** start PAGE TEXT **

OMG I LOVE IT!!!!!!!

180yareader2
Feb 22, 2008, 7:03 pm

I love it too

181Netea
Feb 22, 2008, 8:17 pm

thank you very much

sitting in such a state
as the breath of many reaches my ears
a quiet deemed palce
So loud
near me is my heart
Beside me speaking
Listening with dull eyes
Holding my every attention
I not it
Not his
Not this
Not you and I
Just...
Me
I drone about hings
You should not consider
I dream of things
So ill thought of
But when I speak
I know you hear
And this is enough
The scent of my heart
Is close at hand
It fills me
Chooses me
But does not stay
I have but a brief moment
Until it fades away
Yet again
As this is not the first
My heart has been many
And I know this well
Unchosen and very ill placed
It stays with those it knows not
Everytime they walk
So does it
And I don't get it back
Until the next breath
My breath
My breath
My breath
My breath
Short and to the point
It cannot sustain my life
Is this for real?
My every trusting heart?
Is this your final choice?
Or just another fancy

182yareader2
Feb 22, 2008, 8:43 pm

beautiful. I hope I don't say anything wrong, but are there any typos in this? Maybe I am just a novice, but would you discuss them or should I just read and enjoy them. :)

** end PAGE TEXT **

- JOBS:
**1.** In the forum thread, at what time on Feb 22, 2008 did Netea post?
**2.** Echo the forum thread between "182yareader2" and "enjoy them. :)", inclusive.
**3.** Proceed with the forum thread from the point where it stops.

** start RECORDED INFORMATION **

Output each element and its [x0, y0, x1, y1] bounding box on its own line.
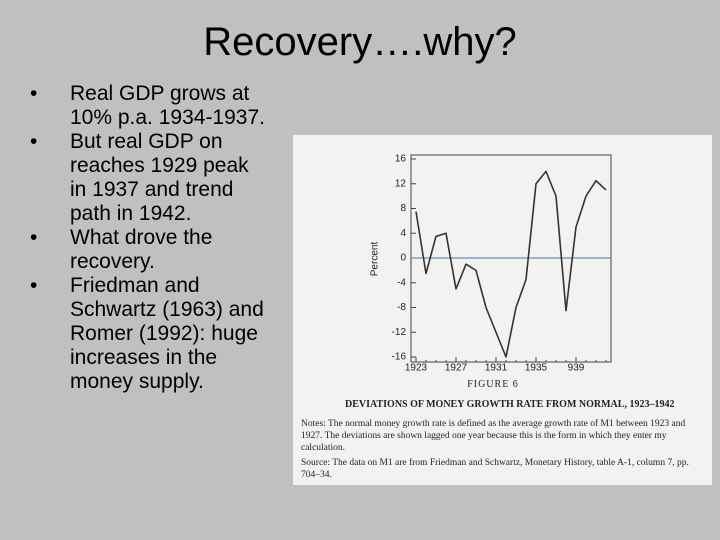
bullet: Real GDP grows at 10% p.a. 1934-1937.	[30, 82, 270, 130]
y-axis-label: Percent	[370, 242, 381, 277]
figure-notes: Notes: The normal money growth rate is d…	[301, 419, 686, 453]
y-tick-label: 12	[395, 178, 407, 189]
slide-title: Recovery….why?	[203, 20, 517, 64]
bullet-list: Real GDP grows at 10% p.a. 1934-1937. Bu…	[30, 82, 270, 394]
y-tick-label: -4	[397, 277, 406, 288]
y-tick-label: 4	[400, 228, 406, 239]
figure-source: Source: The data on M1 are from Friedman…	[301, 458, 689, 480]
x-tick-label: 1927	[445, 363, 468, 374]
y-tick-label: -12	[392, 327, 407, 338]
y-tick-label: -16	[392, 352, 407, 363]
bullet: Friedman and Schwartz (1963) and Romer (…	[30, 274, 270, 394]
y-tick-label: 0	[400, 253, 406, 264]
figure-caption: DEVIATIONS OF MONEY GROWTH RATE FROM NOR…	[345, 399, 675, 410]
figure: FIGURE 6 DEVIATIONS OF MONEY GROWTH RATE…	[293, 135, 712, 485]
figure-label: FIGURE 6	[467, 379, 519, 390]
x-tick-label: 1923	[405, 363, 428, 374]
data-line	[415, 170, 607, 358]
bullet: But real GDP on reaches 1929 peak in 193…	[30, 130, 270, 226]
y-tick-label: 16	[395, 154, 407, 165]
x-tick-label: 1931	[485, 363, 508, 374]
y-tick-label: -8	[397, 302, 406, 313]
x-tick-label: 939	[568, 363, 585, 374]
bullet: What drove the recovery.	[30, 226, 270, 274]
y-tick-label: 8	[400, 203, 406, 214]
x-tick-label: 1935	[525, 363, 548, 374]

** end RECORDED INFORMATION **
** start RECORDED INFORMATION **

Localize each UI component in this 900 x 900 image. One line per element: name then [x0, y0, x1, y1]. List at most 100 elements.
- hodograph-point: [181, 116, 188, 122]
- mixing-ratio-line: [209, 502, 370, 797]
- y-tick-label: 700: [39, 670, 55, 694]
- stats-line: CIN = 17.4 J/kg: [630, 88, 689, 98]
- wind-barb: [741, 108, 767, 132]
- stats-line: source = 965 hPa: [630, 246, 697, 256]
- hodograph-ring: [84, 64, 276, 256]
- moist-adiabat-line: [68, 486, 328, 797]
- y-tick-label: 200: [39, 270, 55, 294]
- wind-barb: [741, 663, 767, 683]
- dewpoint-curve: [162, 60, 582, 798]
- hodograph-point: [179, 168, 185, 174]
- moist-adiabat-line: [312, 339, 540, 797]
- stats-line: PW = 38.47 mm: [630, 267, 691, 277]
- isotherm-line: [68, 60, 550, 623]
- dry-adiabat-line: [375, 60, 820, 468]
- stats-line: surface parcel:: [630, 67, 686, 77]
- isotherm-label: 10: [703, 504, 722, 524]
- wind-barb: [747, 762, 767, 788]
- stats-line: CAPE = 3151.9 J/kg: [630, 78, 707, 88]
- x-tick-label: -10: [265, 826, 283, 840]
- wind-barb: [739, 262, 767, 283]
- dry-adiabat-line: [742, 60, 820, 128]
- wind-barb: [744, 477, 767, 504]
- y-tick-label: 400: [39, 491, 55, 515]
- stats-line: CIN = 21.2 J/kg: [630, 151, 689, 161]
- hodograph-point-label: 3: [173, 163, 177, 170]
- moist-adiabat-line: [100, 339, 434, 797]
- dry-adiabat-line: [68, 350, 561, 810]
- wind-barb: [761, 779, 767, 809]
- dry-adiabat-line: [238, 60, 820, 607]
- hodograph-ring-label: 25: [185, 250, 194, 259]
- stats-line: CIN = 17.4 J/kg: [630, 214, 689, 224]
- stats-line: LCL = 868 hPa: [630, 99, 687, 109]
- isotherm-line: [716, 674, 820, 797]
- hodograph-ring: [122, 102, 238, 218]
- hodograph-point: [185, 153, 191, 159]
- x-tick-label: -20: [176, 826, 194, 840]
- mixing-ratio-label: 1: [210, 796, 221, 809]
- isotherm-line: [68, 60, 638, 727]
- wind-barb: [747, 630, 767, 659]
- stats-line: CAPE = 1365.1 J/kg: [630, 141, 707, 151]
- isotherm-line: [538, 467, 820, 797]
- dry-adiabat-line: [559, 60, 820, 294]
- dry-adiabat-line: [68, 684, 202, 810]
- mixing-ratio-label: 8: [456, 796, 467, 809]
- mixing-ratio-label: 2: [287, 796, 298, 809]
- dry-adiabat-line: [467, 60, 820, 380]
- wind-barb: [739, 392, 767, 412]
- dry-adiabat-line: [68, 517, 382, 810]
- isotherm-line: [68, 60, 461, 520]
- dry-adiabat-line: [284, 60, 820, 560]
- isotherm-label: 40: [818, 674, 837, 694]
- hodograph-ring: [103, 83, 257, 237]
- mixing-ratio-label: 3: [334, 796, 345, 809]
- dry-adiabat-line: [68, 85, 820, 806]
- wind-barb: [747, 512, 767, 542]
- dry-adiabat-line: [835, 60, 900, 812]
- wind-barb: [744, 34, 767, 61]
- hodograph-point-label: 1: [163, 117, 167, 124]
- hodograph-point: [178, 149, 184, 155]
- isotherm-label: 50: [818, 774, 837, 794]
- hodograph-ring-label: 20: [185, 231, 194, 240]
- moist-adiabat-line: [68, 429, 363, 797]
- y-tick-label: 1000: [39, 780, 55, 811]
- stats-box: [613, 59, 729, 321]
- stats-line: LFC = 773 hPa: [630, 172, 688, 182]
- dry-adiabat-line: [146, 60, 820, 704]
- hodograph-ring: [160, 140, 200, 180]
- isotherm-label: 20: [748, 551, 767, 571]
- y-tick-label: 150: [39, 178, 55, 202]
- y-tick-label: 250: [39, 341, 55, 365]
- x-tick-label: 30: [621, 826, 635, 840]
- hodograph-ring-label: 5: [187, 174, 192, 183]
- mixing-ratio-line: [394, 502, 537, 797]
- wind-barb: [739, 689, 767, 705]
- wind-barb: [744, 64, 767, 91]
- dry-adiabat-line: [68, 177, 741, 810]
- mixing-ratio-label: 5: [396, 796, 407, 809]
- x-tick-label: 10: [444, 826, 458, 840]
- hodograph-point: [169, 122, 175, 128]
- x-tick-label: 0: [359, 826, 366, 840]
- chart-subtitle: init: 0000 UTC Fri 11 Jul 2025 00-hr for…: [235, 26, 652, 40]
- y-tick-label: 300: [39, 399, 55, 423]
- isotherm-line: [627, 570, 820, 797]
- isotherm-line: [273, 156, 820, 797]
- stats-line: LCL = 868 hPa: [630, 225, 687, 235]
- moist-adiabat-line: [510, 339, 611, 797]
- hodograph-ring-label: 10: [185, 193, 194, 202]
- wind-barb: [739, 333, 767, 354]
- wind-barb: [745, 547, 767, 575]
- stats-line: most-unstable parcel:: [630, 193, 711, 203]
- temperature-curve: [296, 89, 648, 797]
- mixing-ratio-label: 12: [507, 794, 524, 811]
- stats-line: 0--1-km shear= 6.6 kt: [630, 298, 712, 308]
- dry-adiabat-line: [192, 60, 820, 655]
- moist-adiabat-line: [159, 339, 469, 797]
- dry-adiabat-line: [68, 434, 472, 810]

** end RECORDED INFORMATION **
** start RECORDED INFORMATION **

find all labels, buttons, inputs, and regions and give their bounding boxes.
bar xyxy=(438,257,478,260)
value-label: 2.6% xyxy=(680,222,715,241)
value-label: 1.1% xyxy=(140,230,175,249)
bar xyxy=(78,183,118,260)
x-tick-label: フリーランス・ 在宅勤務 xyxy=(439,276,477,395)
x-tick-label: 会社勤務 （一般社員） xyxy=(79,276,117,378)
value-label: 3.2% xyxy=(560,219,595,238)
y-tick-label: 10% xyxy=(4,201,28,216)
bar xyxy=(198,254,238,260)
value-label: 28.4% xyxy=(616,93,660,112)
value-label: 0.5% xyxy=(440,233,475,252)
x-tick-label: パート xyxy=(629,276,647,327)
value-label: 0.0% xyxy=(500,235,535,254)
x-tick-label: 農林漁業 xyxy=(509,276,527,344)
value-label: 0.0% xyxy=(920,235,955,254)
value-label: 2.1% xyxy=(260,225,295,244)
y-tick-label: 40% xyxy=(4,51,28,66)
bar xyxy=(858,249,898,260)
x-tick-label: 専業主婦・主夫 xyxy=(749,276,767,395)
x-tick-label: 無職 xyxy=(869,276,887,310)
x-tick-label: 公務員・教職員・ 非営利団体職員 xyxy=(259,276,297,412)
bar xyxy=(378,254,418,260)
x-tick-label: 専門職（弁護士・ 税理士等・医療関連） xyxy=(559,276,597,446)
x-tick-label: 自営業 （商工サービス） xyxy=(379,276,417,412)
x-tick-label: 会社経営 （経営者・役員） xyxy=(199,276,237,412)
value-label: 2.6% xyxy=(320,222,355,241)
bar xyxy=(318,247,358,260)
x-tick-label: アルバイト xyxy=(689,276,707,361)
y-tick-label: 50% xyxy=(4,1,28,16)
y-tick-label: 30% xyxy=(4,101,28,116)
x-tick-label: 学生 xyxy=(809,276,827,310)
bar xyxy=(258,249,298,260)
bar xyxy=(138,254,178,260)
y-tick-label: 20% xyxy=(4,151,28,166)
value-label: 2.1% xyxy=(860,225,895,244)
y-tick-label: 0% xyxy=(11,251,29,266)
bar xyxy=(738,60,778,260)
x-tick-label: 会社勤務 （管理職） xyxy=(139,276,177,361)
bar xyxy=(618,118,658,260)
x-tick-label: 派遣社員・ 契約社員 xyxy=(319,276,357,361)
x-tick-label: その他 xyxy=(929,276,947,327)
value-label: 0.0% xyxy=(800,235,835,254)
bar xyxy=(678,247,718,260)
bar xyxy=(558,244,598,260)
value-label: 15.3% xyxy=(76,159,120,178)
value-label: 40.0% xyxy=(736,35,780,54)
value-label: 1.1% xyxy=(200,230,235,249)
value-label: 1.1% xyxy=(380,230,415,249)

** end RECORDED INFORMATION **

- ANSWERS TO THE PROBLEMS:
**1.** 8:17 pm

**2.**
182yareader2
Feb 22, 2008, 8:43 pm

beautiful. I hope I don't say anything wrong, but are there any typos in this? Maybe I am just a novice, but would you discuss them or should I just read and enjoy them. :)

**3.**
183Smiley_Scorpio
Feb 23, 2008, 9:24 am

gooooooooooooooooooooooooood

184Jakeofalltrades
Feb 24, 2008, 10:42 am

Standard Issue Teenage Angst Poem, Only 99c
By Jacob Martin

The beast inside me kills me
the face of death it thrills me
the sight of his bones chills me
The heat of battle grills me

I’m fighting my inner demons
Nobody else can see them
My mind it screams like a museum
of Freakshows and Oddities by the dozen

I laugh in pain I want to cry
So much disgust I want to die
Sometimes I wonder why
I live on when the end is nigh

This crap is the kind of stuff I write
When I listen to Grunge so late at night
Nirvana and Alice In Chains
Puts crazy angst into my brain.

185Netea
Feb 25, 2008, 12:51 pm

you have to realize most of my stuff is written and not looked at again. I just write and type and the end. I don't contemplate my wrtiings usually

186tcw
Mar 11, 2008, 11:12 am

Questo messaggio è stato cancellato dall'autore.

187Netea
Mar 12, 2008, 4:04 pm

I breath in the spring air
I remind myself of souls in my midst
Watching the stars I count them
How many are between here and there
A thousand
A Million
Is this so impossible?
To have only taste such thoughts
Such words and wisdom
It is our kiss
Will you ever breathe me in?
Will you ever see?
Will I ever touch
What souls should be parted
When never come together
Such breath these writings of your hand
Such strength in these words that I see
I know
You know
We know each other
Better than those long loved
My addiction these words
Your words
Millions, I say
There must be millions
From here to there
Yet with each word
My soul glows and I know
There is here

188bookstopshere
Mar 13, 2008, 2:06 pm

Poem with awkward title longer than itself

Sometimes
words
Just
Get in the way.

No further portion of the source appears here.